____ Dataset records

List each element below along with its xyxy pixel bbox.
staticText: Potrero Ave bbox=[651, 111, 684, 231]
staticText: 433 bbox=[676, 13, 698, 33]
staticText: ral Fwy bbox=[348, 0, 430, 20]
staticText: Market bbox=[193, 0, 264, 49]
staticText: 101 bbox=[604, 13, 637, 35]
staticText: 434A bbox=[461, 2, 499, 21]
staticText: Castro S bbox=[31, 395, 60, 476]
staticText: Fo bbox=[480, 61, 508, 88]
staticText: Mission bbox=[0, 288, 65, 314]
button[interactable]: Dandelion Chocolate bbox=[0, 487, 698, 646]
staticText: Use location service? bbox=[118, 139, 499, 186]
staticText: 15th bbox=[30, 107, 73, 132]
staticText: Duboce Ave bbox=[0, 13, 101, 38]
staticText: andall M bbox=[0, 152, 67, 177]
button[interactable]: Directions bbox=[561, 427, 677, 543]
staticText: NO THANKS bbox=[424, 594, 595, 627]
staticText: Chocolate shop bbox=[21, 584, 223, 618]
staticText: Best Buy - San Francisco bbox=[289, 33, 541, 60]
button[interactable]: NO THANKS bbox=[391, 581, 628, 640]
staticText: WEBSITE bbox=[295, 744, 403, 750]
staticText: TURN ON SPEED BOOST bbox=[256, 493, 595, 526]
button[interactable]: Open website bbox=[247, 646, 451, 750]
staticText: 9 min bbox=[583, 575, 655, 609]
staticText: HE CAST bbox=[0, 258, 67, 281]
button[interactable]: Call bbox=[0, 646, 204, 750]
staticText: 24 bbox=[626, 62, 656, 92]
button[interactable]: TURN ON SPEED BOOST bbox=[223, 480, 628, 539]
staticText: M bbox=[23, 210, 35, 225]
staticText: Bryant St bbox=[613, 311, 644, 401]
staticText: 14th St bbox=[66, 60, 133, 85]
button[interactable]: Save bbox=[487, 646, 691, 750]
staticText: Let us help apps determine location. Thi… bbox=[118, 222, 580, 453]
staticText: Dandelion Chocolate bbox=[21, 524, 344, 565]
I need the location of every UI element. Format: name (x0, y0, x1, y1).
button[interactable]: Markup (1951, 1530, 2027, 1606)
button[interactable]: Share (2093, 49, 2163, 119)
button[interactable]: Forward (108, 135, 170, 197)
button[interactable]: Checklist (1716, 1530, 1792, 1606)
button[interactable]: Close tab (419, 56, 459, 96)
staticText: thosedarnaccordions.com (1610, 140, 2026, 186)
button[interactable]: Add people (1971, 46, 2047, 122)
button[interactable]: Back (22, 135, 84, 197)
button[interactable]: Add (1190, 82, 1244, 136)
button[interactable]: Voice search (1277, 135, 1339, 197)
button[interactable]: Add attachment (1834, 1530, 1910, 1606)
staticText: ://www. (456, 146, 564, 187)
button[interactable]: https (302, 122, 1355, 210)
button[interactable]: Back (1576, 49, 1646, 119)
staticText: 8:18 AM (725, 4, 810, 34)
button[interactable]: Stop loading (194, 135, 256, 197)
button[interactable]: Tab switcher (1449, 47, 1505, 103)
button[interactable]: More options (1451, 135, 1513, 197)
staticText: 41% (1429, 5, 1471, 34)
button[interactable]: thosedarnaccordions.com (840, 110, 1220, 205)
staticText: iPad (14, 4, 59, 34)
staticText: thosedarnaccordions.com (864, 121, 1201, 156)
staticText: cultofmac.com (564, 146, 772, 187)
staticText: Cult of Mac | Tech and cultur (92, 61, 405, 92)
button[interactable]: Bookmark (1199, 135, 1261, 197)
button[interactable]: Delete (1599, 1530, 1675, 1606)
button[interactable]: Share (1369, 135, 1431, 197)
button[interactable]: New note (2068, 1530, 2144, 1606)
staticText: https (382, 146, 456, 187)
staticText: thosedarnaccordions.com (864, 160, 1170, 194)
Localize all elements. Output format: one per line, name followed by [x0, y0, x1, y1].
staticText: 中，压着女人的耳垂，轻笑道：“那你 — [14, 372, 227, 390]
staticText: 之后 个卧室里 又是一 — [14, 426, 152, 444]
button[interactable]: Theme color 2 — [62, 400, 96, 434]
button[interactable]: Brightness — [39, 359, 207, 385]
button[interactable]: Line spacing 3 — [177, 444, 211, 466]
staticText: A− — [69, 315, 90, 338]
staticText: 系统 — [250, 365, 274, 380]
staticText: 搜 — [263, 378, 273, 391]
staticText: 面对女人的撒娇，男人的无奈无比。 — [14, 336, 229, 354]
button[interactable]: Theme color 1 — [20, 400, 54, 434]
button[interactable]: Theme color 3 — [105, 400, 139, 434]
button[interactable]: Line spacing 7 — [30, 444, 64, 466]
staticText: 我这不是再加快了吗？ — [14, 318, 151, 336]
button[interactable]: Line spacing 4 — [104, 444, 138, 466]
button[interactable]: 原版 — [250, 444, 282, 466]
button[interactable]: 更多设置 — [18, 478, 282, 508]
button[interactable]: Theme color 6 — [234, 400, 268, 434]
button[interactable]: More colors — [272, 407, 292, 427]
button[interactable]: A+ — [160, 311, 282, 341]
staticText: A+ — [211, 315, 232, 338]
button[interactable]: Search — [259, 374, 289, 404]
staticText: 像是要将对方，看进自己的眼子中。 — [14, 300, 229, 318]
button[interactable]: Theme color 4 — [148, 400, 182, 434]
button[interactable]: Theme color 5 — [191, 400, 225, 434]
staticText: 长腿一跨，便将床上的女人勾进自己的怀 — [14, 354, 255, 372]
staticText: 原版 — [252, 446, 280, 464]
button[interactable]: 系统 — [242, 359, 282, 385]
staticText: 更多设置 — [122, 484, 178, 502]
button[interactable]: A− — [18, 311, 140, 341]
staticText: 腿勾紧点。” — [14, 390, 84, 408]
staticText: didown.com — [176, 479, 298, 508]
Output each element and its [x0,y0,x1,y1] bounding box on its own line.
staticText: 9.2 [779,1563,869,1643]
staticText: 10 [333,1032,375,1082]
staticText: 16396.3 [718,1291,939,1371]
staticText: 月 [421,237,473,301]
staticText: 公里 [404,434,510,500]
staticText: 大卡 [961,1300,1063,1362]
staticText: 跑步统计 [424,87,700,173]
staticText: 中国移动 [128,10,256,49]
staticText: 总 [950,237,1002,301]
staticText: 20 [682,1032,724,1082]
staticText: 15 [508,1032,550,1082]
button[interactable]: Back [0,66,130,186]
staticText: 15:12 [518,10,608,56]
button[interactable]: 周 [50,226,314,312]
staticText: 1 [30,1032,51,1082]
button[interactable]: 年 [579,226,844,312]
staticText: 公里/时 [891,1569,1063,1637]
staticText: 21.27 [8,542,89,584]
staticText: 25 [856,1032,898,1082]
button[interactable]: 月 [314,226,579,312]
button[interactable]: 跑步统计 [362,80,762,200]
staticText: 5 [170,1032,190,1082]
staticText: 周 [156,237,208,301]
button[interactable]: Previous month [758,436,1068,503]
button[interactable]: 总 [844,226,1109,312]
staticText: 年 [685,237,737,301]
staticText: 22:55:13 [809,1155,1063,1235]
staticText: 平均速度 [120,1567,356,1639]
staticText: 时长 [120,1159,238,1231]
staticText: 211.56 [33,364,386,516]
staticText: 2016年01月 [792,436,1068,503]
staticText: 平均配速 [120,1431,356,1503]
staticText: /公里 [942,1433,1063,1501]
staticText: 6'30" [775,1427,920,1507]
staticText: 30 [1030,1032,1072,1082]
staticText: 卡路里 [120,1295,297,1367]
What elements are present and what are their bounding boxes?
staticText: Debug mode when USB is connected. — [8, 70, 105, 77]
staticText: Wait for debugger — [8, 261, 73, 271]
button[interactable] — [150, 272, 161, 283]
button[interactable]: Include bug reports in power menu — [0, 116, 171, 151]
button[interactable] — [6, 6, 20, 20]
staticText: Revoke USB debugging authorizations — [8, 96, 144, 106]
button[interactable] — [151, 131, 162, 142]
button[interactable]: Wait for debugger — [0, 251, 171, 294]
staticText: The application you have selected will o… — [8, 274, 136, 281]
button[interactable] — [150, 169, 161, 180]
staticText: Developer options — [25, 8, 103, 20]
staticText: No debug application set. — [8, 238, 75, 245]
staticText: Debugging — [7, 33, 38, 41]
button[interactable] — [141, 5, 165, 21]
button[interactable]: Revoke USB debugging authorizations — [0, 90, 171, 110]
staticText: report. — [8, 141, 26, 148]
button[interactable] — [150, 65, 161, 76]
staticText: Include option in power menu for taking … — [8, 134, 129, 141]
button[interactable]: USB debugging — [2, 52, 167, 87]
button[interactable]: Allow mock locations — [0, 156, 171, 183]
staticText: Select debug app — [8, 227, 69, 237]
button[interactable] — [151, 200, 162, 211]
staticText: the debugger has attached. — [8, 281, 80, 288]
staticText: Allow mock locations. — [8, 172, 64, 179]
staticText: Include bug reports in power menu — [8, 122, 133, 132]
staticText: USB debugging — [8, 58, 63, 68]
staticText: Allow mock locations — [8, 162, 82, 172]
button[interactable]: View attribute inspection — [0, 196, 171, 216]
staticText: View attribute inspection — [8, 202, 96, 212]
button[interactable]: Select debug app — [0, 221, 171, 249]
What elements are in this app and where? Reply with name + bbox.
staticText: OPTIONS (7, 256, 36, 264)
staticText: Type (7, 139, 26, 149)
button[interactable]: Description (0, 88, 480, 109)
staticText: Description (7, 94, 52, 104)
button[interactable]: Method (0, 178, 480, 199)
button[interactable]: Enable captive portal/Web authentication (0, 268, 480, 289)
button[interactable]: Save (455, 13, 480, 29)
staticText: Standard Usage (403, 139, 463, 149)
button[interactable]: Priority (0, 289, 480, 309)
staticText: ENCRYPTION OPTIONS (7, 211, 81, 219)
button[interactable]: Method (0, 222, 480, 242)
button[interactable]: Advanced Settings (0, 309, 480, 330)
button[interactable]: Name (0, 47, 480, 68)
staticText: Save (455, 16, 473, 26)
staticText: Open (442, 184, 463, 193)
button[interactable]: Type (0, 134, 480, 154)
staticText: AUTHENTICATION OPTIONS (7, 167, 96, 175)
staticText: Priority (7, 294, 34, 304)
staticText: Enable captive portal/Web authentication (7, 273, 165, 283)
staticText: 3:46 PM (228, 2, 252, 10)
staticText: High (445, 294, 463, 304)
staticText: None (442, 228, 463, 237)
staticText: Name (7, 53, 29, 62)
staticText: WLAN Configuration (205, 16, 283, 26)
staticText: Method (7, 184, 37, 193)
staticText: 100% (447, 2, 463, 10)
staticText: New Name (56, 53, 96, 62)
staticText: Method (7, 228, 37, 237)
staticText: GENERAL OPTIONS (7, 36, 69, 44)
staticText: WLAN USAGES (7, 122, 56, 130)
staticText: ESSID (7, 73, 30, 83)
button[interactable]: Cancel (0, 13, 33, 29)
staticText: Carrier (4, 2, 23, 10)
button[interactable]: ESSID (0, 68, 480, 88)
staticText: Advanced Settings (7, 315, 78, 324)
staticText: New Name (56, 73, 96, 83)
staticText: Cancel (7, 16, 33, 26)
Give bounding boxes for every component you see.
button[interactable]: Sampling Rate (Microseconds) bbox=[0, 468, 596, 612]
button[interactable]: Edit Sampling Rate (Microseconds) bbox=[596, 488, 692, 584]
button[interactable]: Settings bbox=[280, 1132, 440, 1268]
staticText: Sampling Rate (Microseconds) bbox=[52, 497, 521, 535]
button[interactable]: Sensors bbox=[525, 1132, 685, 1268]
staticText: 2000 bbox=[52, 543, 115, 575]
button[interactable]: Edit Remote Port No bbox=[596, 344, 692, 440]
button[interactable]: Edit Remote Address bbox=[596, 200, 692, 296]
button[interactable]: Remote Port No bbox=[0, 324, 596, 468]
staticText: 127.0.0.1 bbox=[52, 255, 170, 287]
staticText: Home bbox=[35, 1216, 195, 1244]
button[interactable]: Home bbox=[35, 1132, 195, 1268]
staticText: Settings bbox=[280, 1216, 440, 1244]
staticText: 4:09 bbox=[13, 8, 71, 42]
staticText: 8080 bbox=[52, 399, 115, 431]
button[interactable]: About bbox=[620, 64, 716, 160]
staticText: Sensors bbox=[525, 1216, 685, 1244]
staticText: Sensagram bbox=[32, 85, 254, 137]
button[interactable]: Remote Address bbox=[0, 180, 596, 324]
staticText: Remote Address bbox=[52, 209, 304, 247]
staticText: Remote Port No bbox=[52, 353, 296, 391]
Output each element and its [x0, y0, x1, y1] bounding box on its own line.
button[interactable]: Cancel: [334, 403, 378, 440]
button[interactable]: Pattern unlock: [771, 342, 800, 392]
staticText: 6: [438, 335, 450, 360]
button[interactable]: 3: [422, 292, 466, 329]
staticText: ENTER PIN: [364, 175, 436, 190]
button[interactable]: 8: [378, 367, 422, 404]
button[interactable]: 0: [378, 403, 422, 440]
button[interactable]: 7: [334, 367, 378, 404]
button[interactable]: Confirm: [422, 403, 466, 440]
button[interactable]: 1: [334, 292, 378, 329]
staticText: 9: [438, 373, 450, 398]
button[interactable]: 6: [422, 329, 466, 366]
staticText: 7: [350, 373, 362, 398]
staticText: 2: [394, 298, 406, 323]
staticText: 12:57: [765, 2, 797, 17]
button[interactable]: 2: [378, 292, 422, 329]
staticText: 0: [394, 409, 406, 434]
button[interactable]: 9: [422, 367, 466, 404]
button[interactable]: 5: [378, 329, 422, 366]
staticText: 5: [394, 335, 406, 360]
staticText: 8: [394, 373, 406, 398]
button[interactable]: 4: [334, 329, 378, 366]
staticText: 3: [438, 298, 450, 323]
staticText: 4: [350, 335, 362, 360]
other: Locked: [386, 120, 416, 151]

________

## Given problem
Put the lines of the listing from its first line through the line containing "staticText: Dandelion Chocolate", inclusive, into a numbered list, omitting any blank lines.

## Exercise answer
1. List each element below along with its xyxy pixel bbox.
2. staticText: Potrero Ave bbox=[651, 111, 684, 231]
3. staticText: 433 bbox=[676, 13, 698, 33]
4. staticText: ral Fwy bbox=[348, 0, 430, 20]
5. staticText: Market bbox=[193, 0, 264, 49]
6. staticText: 101 bbox=[604, 13, 637, 35]
7. staticText: 434A bbox=[461, 2, 499, 21]
8. staticText: Castro S bbox=[31, 395, 60, 476]
9. staticText: Fo bbox=[480, 61, 508, 88]
10. staticText: Mission bbox=[0, 288, 65, 314]
11. button[interactable]: Dandelion Chocolate bbox=[0, 487, 698, 646]
12. staticText: Use location service? bbox=[118, 139, 499, 186]
13. staticText: 15th bbox=[30, 107, 73, 132]
14. staticText: Duboce Ave bbox=[0, 13, 101, 38]
15. staticText: andall M bbox=[0, 152, 67, 177]
16. button[interactable]: Directions bbox=[561, 427, 677, 543]
17. staticText: NO THANKS bbox=[424, 594, 595, 627]
18. staticText: Chocolate shop bbox=[21, 584, 223, 618]
19. staticText: Best Buy - San Francisco bbox=[289, 33, 541, 60]
20. button[interactable]: NO THANKS bbox=[391, 581, 628, 640]
21. staticText: WEBSITE bbox=[295, 744, 403, 750]
22. staticText: TURN ON SPEED BOOST bbox=[256, 493, 595, 526]
23. button[interactable]: Open website bbox=[247, 646, 451, 750]
24. staticText: 9 min bbox=[583, 575, 655, 609]
25. staticText: HE CAST bbox=[0, 258, 67, 281]
26. button[interactable]: Call bbox=[0, 646, 204, 750]
27. staticText: 24 bbox=[626, 62, 656, 92]
28. button[interactable]: TURN ON SPEED BOOST bbox=[223, 480, 628, 539]
29. staticText: M bbox=[23, 210, 35, 225]
30. staticText: Bryant St bbox=[613, 311, 644, 401]
31. staticText: 14th St bbox=[66, 60, 133, 85]
32. button[interactable]: Save bbox=[487, 646, 691, 750]
33. staticText: Let us help apps determine location. Thi… bbox=[118, 222, 580, 453]
34. staticText: Dandelion Chocolate bbox=[21, 524, 344, 565]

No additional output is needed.